**What to produce**
Every line of the material is to be repeated exactly as it stands.

**Data for this task**

+-------+

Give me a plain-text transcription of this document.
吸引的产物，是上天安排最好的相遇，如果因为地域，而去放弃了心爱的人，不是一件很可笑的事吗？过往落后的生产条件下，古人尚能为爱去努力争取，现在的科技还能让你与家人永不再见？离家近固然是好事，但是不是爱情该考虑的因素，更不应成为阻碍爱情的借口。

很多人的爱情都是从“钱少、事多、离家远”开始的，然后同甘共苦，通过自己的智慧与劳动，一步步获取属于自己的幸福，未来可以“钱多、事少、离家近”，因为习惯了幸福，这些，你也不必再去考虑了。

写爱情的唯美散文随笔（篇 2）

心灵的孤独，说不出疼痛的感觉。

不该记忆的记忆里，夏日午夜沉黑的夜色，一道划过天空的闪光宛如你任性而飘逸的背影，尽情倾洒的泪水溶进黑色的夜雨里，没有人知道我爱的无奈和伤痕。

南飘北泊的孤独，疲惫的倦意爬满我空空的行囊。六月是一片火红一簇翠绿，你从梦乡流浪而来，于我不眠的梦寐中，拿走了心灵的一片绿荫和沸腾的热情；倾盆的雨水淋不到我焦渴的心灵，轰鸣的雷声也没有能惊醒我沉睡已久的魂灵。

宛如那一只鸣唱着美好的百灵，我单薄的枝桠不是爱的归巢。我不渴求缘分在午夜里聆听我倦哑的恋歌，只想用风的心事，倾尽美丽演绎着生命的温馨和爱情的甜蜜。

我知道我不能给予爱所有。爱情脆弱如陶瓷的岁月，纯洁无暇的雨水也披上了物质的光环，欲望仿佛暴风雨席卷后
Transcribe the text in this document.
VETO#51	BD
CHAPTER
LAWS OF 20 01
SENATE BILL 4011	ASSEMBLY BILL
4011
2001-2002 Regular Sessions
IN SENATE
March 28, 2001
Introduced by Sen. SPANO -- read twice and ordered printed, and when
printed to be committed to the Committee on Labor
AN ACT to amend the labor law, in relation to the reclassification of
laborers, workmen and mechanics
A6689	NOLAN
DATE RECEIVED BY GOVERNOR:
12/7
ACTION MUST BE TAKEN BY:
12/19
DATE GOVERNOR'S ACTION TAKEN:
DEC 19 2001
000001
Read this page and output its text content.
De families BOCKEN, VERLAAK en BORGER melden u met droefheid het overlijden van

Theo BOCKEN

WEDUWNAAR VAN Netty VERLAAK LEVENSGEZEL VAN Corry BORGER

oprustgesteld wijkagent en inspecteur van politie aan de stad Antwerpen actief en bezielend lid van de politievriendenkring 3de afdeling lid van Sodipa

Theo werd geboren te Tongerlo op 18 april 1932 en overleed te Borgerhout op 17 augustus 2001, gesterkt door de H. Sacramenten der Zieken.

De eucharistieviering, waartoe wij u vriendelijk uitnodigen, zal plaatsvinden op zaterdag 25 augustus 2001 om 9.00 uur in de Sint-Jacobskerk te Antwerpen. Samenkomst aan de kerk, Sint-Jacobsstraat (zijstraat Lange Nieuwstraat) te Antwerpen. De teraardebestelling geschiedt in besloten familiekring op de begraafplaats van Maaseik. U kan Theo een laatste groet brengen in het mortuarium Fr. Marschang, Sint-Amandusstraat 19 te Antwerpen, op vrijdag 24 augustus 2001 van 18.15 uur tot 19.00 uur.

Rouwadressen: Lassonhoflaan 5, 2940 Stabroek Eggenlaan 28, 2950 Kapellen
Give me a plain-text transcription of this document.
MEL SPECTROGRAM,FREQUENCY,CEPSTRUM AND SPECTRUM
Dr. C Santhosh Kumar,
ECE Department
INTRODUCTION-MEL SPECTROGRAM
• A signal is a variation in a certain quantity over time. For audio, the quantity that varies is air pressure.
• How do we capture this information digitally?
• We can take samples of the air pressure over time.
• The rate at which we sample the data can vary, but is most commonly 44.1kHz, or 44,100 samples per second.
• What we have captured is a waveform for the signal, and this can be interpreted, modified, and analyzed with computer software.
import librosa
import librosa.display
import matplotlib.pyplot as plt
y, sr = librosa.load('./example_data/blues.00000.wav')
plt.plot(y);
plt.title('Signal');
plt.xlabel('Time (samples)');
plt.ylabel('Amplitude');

+-------+

**Reply to the exercise**
Give me a plain-text transcription of this document.
吸引的产物，是上天安排最好的相遇，如果因为地域，而去放弃了心爱的人，不是一件很可笑的事吗？过往落后的生产条件下，古人尚能为爱去努力争取，现在的科技还能让你与家人永不再见？离家近固然是好事，但是不是爱情该考虑的因素，更不应成为阻碍爱情的借口。

很多人的爱情都是从“钱少、事多、离家远”开始的，然后同甘共苦，通过自己的智慧与劳动，一步步获取属于自己的幸福，未来可以“钱多、事少、离家近”，因为习惯了幸福，这些，你也不必再去考虑了。

写爱情的唯美散文随笔（篇 2）

心灵的孤独，说不出疼痛的感觉。

不该记忆的记忆里，夏日午夜沉黑的夜色，一道划过天空的闪光宛如你任性而飘逸的背影，尽情倾洒的泪水溶进黑色的夜雨里，没有人知道我爱的无奈和伤痕。

南飘北泊的孤独，疲惫的倦意爬满我空空的行囊。六月是一片火红一簇翠绿，你从梦乡流浪而来，于我不眠的梦寐中，拿走了心灵的一片绿荫和沸腾的热情；倾盆的雨水淋不到我焦渴的心灵，轰鸣的雷声也没有能惊醒我沉睡已久的魂灵。

宛如那一只鸣唱着美好的百灵，我单薄的枝桠不是爱的归巢。我不渴求缘分在午夜里聆听我倦哑的恋歌，只想用风的心事，倾尽美丽演绎着生命的温馨和爱情的甜蜜。

我知道我不能给予爱所有。爱情脆弱如陶瓷的岁月，纯洁无暇的雨水也披上了物质的光环，欲望仿佛暴风雨席卷后
Transcribe the text in this document.
VETO#51	BD
CHAPTER
LAWS OF 20 01
SENATE BILL 4011	ASSEMBLY BILL
4011
2001-2002 Regular Sessions
IN SENATE
March 28, 2001
Introduced by Sen. SPANO -- read twice and ordered printed, and when
printed to be committed to the Committee on Labor
AN ACT to amend the labor law, in relation to the reclassification of
laborers, workmen and mechanics
A6689	NOLAN
DATE RECEIVED BY GOVERNOR:
12/7
ACTION MUST BE TAKEN BY:
12/19
DATE GOVERNOR'S ACTION TAKEN:
DEC 19 2001
000001
Read this page and output its text content.
De families BOCKEN, VERLAAK en BORGER melden u met droefheid het overlijden van

Theo BOCKEN

WEDUWNAAR VAN Netty VERLAAK LEVENSGEZEL VAN Corry BORGER

oprustgesteld wijkagent en inspecteur van politie aan de stad Antwerpen actief en bezielend lid van de politievriendenkring 3de afdeling lid van Sodipa

Theo werd geboren te Tongerlo op 18 april 1932 en overleed te Borgerhout op 17 augustus 2001, gesterkt door de H. Sacramenten der Zieken.

De eucharistieviering, waartoe wij u vriendelijk uitnodigen, zal plaatsvinden op zaterdag 25 augustus 2001 om 9.00 uur in de Sint-Jacobskerk te Antwerpen. Samenkomst aan de kerk, Sint-Jacobsstraat (zijstraat Lange Nieuwstraat) te Antwerpen. De teraardebestelling geschiedt in besloten familiekring op de begraafplaats van Maaseik. U kan Theo een laatste groet brengen in het mortuarium Fr. Marschang, Sint-Amandusstraat 19 te Antwerpen, op vrijdag 24 augustus 2001 van 18.15 uur tot 19.00 uur.

Rouwadressen: Lassonhoflaan 5, 2940 Stabroek Eggenlaan 28, 2950 Kapellen
Give me a plain-text transcription of this document.
MEL SPECTROGRAM,FREQUENCY,CEPSTRUM AND SPECTRUM
Dr. C Santhosh Kumar,
ECE Department
INTRODUCTION-MEL SPECTROGRAM
• A signal is a variation in a certain quantity over time. For audio, the quantity that varies is air pressure.
• How do we capture this information digitally?
• We can take samples of the air pressure over time.
• The rate at which we sample the data can vary, but is most commonly 44.1kHz, or 44,100 samples per second.
• What we have captured is a waveform for the signal, and this can be interpreted, modified, and analyzed with computer software.
import librosa
import librosa.display
import matplotlib.pyplot as plt
y, sr = librosa.load('./example_data/blues.00000.wav')
plt.plot(y);
plt.title('Signal');
plt.xlabel('Time (samples)');
plt.ylabel('Amplitude');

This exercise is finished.